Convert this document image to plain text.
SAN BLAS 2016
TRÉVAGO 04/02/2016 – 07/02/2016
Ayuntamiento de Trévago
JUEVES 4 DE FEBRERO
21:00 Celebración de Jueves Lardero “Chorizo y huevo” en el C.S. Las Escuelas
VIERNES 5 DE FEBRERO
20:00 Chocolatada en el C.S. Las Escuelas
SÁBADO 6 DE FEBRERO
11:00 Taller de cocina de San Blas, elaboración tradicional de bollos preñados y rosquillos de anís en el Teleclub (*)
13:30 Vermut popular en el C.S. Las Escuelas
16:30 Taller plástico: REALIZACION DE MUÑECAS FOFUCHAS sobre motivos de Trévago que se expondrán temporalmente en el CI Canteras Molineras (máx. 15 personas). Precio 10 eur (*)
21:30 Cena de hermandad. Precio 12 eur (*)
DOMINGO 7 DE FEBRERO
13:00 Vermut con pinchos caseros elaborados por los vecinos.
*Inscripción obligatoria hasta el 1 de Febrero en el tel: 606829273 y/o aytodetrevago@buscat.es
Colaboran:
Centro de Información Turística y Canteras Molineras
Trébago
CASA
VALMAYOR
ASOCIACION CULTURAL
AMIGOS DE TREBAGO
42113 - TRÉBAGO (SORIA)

> _What the task requires_: Gather all the lines that include the word "Molineras" and copy them out.

> _Problem solution_:
16:30 Taller plástico: REALIZACION DE MUÑECAS FOFUCHAS sobre motivos de Trévago que se expondrán temporalmente en el CI Canteras Molineras (máx. 15 personas). Precio 10 eur (*)
Centro de Información Turística y Canteras Molineras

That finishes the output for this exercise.